• [Directions]
Filter the records below down to lines containing "which".
-- Start of Given data --
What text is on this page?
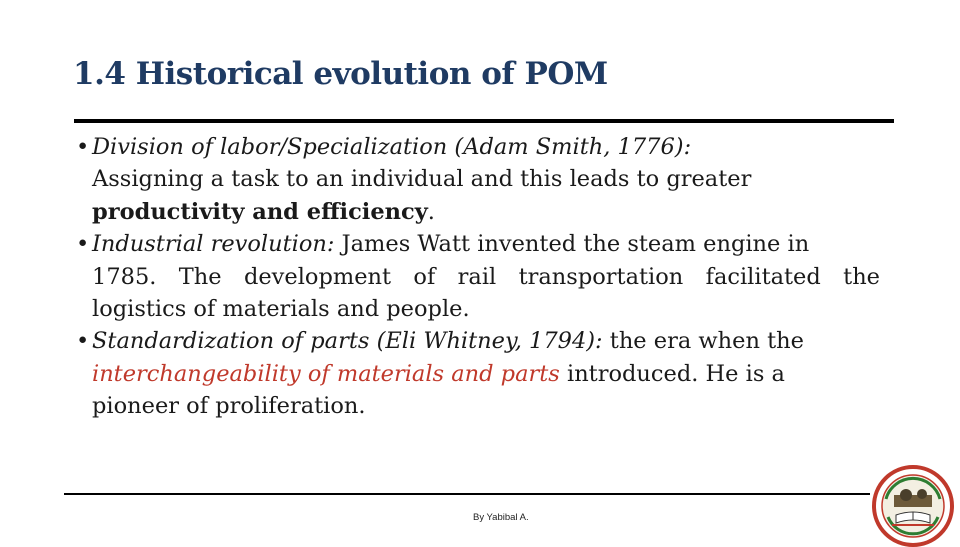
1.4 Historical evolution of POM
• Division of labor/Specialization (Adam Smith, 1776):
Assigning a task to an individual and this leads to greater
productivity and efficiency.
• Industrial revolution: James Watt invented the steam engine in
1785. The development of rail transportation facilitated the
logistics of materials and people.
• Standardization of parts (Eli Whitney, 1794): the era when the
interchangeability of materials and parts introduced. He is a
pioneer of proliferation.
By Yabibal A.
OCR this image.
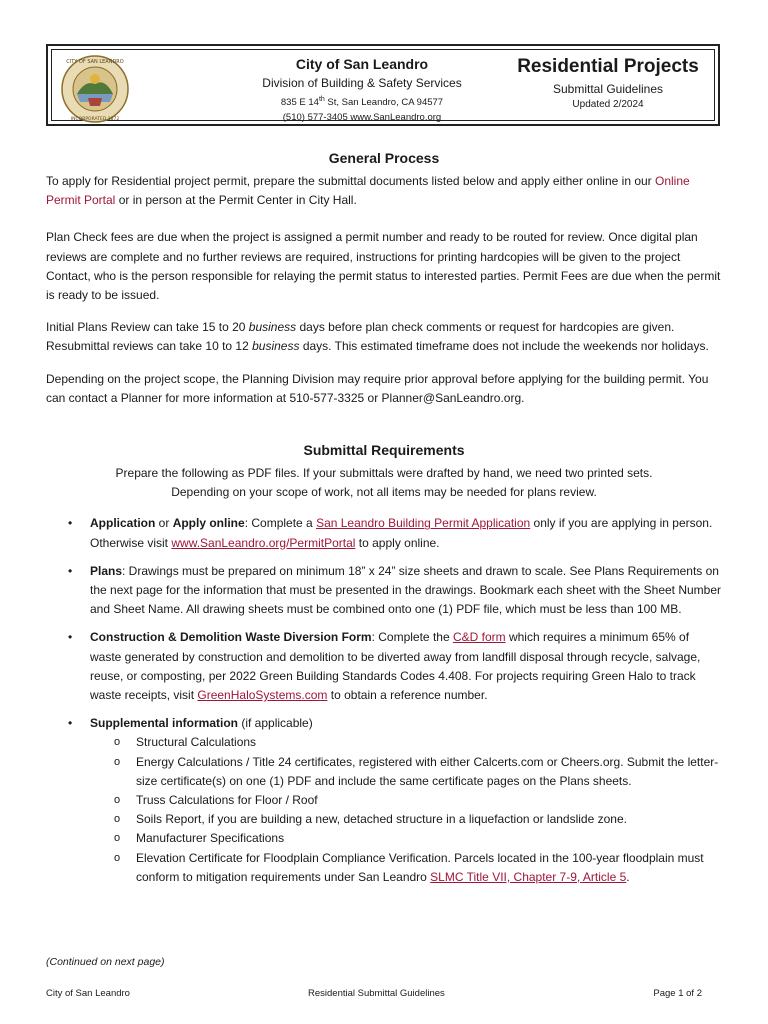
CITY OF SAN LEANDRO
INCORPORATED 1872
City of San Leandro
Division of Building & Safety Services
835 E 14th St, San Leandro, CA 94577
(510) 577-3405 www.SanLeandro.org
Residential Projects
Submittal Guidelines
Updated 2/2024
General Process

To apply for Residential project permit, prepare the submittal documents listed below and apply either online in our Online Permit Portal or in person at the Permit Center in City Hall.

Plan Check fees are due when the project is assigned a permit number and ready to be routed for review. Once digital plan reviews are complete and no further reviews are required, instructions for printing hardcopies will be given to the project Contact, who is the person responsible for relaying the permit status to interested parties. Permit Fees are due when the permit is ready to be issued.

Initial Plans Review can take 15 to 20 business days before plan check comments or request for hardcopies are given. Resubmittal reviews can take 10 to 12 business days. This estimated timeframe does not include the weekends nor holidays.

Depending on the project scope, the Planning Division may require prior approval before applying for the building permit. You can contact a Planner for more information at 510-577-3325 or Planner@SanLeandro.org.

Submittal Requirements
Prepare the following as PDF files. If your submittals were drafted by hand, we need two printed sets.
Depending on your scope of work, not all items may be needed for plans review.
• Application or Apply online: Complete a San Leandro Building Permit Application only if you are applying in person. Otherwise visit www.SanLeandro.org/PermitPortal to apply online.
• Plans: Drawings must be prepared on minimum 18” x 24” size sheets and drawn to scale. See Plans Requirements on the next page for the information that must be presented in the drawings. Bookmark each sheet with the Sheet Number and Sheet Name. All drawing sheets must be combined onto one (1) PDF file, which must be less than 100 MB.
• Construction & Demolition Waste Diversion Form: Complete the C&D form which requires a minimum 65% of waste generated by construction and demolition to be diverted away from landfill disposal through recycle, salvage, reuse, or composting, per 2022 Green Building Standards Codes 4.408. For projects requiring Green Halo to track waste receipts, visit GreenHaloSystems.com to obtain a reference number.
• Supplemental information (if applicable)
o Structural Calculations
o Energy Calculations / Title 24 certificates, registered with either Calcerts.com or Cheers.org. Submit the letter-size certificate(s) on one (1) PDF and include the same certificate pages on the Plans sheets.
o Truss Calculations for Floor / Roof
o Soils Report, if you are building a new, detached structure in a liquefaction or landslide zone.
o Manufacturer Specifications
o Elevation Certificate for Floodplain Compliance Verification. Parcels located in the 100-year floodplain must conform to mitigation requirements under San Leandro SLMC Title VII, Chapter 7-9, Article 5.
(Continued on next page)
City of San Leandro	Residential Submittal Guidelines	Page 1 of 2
-- End of Given data --
• [Written reply]
• Plans: Drawings must be prepared on minimum 18” x 24” size sheets and drawn to scale. See Plans Requirements on the next page for the information that must be presented in the drawings. Bookmark each sheet with the Sheet Number and Sheet Name. All drawing sheets must be combined onto one (1) PDF file, which must be less than 100 MB.
• Construction & Demolition Waste Diversion Form: Complete the C&D form which requires a minimum 65% of waste generated by construction and demolition to be diverted away from landfill disposal through recycle, salvage, reuse, or composting, per 2022 Green Building Standards Codes 4.408. For projects requiring Green Halo to track waste receipts, visit GreenHaloSystems.com to obtain a reference number.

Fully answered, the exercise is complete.